Start Records for this exercise

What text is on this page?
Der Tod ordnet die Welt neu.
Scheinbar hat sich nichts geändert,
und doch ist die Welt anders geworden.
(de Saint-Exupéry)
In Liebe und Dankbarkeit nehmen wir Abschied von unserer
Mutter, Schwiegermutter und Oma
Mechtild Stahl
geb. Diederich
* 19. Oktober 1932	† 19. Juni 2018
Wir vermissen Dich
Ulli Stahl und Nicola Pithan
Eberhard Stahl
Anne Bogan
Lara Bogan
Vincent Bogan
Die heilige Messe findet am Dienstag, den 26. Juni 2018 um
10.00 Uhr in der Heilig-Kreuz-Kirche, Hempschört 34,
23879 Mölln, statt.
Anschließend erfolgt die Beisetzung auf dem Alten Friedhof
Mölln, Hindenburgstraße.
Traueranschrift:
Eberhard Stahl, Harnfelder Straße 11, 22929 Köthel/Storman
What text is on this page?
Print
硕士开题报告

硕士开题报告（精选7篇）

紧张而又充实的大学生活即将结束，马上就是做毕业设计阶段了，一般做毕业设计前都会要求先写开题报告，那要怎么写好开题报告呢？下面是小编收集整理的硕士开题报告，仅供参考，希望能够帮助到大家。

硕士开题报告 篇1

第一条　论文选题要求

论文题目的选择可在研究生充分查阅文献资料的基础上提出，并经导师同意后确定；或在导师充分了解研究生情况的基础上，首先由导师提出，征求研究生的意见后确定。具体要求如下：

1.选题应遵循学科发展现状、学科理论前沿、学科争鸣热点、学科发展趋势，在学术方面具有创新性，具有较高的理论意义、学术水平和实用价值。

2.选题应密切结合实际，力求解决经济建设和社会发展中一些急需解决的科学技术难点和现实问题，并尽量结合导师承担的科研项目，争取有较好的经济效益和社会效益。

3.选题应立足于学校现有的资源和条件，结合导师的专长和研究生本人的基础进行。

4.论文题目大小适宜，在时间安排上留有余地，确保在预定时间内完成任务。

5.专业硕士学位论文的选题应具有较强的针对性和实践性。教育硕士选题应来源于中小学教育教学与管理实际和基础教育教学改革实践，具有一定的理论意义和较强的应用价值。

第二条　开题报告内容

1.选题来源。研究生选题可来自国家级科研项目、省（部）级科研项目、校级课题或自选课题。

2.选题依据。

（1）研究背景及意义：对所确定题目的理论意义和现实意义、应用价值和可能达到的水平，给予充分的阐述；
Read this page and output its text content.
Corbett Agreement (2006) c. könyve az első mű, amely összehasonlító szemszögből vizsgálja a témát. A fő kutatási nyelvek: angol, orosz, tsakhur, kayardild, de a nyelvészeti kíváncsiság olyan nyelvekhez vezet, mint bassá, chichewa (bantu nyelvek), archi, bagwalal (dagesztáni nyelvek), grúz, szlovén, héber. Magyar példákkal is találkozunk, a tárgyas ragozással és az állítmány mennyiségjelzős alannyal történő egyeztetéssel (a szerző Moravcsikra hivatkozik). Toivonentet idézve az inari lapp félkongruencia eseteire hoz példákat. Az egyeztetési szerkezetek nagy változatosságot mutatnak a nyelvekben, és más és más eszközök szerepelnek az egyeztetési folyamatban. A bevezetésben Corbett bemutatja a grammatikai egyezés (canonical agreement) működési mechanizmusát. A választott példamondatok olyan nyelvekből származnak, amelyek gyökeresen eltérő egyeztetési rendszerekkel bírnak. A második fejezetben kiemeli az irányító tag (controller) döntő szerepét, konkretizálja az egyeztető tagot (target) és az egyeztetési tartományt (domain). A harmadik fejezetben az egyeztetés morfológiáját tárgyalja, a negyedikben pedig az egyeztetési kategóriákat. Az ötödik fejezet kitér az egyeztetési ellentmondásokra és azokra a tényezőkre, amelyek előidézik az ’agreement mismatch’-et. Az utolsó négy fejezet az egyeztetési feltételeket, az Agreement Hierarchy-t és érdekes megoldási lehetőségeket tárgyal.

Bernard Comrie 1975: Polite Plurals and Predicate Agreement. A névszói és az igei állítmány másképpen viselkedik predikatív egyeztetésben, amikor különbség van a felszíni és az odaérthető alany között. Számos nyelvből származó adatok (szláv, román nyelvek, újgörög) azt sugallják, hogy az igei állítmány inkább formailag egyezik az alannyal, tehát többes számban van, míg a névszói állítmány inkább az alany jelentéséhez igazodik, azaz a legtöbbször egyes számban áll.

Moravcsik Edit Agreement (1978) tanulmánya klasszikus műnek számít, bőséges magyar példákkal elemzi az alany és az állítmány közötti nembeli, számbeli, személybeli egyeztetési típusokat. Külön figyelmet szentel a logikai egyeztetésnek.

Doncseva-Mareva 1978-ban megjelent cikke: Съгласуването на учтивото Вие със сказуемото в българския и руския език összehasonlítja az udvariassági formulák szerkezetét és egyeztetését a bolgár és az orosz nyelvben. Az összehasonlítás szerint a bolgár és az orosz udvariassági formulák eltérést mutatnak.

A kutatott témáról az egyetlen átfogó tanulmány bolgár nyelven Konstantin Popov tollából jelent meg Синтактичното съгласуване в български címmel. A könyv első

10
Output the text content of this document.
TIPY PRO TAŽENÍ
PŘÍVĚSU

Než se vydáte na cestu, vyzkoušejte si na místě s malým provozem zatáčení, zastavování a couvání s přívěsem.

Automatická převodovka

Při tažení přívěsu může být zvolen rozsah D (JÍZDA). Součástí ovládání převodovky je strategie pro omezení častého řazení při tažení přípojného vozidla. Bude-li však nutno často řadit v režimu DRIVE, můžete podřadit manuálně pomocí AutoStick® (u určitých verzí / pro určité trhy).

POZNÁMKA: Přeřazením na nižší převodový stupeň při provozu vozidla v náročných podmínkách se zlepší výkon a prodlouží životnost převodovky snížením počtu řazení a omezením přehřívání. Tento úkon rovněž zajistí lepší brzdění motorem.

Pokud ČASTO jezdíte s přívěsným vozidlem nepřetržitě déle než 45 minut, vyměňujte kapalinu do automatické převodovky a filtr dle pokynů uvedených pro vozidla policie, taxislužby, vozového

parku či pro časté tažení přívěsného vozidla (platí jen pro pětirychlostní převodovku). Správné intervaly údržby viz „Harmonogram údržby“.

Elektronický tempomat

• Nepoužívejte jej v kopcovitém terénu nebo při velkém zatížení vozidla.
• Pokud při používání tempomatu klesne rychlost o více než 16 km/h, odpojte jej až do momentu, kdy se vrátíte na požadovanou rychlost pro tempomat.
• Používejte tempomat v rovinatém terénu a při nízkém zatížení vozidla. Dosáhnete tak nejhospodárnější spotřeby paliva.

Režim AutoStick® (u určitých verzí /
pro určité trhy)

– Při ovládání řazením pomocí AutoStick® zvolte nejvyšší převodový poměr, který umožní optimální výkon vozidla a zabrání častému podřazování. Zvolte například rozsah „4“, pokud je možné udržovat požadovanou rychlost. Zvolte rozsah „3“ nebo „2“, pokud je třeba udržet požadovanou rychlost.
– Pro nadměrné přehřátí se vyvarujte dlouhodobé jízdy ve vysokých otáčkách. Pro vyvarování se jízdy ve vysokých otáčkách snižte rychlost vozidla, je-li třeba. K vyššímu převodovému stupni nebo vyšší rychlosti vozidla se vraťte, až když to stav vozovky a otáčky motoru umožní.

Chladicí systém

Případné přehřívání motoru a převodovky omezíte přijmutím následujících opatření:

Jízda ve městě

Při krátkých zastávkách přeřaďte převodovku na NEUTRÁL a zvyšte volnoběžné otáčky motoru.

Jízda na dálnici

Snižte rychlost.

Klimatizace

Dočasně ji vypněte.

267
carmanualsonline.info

End Records for this exercise

What is required: For each line in the data above that contains the string "content", extract the line.

Response below:
Read this page and output its text content.
Output the text content of this document.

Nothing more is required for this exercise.